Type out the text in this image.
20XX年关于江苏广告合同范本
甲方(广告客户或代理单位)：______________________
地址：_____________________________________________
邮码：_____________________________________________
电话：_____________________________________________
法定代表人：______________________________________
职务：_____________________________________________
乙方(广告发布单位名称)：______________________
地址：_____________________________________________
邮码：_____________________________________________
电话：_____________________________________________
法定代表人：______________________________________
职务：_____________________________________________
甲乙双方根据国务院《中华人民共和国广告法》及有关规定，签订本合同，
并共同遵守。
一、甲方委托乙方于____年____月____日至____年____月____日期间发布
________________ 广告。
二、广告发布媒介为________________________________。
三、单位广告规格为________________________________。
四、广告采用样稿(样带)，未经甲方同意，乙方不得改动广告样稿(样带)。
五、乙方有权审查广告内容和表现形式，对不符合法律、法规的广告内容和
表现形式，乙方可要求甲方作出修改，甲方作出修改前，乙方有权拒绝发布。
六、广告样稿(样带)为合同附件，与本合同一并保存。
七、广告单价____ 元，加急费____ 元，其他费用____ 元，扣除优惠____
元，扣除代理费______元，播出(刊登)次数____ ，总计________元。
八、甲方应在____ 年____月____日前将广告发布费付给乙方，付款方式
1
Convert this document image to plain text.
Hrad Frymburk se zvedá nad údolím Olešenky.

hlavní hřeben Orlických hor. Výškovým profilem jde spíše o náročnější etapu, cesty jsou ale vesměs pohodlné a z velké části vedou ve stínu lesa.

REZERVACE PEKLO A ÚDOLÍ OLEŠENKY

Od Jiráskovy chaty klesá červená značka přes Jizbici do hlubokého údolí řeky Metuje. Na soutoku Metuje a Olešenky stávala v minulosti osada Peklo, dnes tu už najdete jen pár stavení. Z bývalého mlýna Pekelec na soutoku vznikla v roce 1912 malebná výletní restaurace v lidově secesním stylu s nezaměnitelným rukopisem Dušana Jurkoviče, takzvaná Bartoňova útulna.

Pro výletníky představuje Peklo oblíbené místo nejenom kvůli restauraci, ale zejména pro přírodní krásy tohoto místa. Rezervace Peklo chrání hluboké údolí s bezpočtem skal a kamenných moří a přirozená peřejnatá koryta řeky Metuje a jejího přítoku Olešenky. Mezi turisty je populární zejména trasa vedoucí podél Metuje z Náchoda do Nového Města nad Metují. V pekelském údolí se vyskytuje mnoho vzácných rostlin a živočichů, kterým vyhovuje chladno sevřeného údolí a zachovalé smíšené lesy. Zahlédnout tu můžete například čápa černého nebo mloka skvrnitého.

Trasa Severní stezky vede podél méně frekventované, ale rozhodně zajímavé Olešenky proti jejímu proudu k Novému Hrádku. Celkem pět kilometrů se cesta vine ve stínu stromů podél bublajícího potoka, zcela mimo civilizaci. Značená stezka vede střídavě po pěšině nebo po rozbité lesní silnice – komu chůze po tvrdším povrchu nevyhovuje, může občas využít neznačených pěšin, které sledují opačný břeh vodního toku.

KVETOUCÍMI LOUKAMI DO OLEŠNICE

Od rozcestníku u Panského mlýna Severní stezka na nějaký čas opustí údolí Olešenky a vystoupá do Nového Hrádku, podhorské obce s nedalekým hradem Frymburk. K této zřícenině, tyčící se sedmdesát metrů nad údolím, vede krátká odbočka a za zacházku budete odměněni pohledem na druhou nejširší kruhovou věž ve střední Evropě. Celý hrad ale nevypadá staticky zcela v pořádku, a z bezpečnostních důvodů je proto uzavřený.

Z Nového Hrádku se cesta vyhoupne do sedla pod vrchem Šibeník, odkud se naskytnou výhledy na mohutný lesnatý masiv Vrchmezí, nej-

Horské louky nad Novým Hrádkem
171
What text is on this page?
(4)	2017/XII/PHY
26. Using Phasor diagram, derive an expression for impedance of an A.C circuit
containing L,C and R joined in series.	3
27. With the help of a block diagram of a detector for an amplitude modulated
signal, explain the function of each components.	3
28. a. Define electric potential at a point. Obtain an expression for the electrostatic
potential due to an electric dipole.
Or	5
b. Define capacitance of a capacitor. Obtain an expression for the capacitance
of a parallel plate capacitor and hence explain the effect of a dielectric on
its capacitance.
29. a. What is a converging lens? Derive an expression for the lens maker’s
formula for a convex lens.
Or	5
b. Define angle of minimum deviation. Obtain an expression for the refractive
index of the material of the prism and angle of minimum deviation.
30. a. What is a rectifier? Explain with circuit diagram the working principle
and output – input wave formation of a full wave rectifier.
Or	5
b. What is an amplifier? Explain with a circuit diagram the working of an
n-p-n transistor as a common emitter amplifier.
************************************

What is needed
Retype all of the data shown above, word for word.

Output below
Type out the text in this image.
20XX年关于江苏广告合同范本
甲方(广告客户或代理单位)：______________________
地址：_____________________________________________
邮码：_____________________________________________
电话：_____________________________________________
法定代表人：______________________________________
职务：_____________________________________________
乙方(广告发布单位名称)：______________________
地址：_____________________________________________
邮码：_____________________________________________
电话：_____________________________________________
法定代表人：______________________________________
职务：_____________________________________________
甲乙双方根据国务院《中华人民共和国广告法》及有关规定，签订本合同，
并共同遵守。
一、甲方委托乙方于____年____月____日至____年____月____日期间发布
________________ 广告。
二、广告发布媒介为________________________________。
三、单位广告规格为________________________________。
四、广告采用样稿(样带)，未经甲方同意，乙方不得改动广告样稿(样带)。
五、乙方有权审查广告内容和表现形式，对不符合法律、法规的广告内容和
表现形式，乙方可要求甲方作出修改，甲方作出修改前，乙方有权拒绝发布。
六、广告样稿(样带)为合同附件，与本合同一并保存。
七、广告单价____ 元，加急费____ 元，其他费用____ 元，扣除优惠____
元，扣除代理费______元，播出(刊登)次数____ ，总计________元。
八、甲方应在____ 年____月____日前将广告发布费付给乙方，付款方式
1
Convert this document image to plain text.
Hrad Frymburk se zvedá nad údolím Olešenky.

hlavní hřeben Orlických hor. Výškovým profilem jde spíše o náročnější etapu, cesty jsou ale vesměs pohodlné a z velké části vedou ve stínu lesa.

REZERVACE PEKLO A ÚDOLÍ OLEŠENKY

Od Jiráskovy chaty klesá červená značka přes Jizbici do hlubokého údolí řeky Metuje. Na soutoku Metuje a Olešenky stávala v minulosti osada Peklo, dnes tu už najdete jen pár stavení. Z bývalého mlýna Pekelec na soutoku vznikla v roce 1912 malebná výletní restaurace v lidově secesním stylu s nezaměnitelným rukopisem Dušana Jurkoviče, takzvaná Bartoňova útulna.

Pro výletníky představuje Peklo oblíbené místo nejenom kvůli restauraci, ale zejména pro přírodní krásy tohoto místa. Rezervace Peklo chrání hluboké údolí s bezpočtem skal a kamenných moří a přirozená peřejnatá koryta řeky Metuje a jejího přítoku Olešenky. Mezi turisty je populární zejména trasa vedoucí podél Metuje z Náchoda do Nového Města nad Metují. V pekelském údolí se vyskytuje mnoho vzácných rostlin a živočichů, kterým vyhovuje chladno sevřeného údolí a zachovalé smíšené lesy. Zahlédnout tu můžete například čápa černého nebo mloka skvrnitého.

Trasa Severní stezky vede podél méně frekventované, ale rozhodně zajímavé Olešenky proti jejímu proudu k Novému Hrádku. Celkem pět kilometrů se cesta vine ve stínu stromů podél bublajícího potoka, zcela mimo civilizaci. Značená stezka vede střídavě po pěšině nebo po rozbité lesní silnice – komu chůze po tvrdším povrchu nevyhovuje, může občas využít neznačených pěšin, které sledují opačný břeh vodního toku.

KVETOUCÍMI LOUKAMI DO OLEŠNICE

Od rozcestníku u Panského mlýna Severní stezka na nějaký čas opustí údolí Olešenky a vystoupá do Nového Hrádku, podhorské obce s nedalekým hradem Frymburk. K této zřícenině, tyčící se sedmdesát metrů nad údolím, vede krátká odbočka a za zacházku budete odměněni pohledem na druhou nejširší kruhovou věž ve střední Evropě. Celý hrad ale nevypadá staticky zcela v pořádku, a z bezpečnostních důvodů je proto uzavřený.

Z Nového Hrádku se cesta vyhoupne do sedla pod vrchem Šibeník, odkud se naskytnou výhledy na mohutný lesnatý masiv Vrchmezí, nej-

Horské louky nad Novým Hrádkem
171
What text is on this page?
(4)	2017/XII/PHY
26. Using Phasor diagram, derive an expression for impedance of an A.C circuit
containing L,C and R joined in series.	3
27. With the help of a block diagram of a detector for an amplitude modulated
signal, explain the function of each components.	3
28. a. Define electric potential at a point. Obtain an expression for the electrostatic
potential due to an electric dipole.
Or	5
b. Define capacitance of a capacitor. Obtain an expression for the capacitance
of a parallel plate capacitor and hence explain the effect of a dielectric on
its capacitance.
29. a. What is a converging lens? Derive an expression for the lens maker’s
formula for a convex lens.
Or	5
b. Define angle of minimum deviation. Obtain an expression for the refractive
index of the material of the prism and angle of minimum deviation.
30. a. What is a rectifier? Explain with circuit diagram the working principle
and output – input wave formation of a full wave rectifier.
Or	5
b. What is an amplifier? Explain with a circuit diagram the working of an
n-p-n transistor as a common emitter amplifier.
************************************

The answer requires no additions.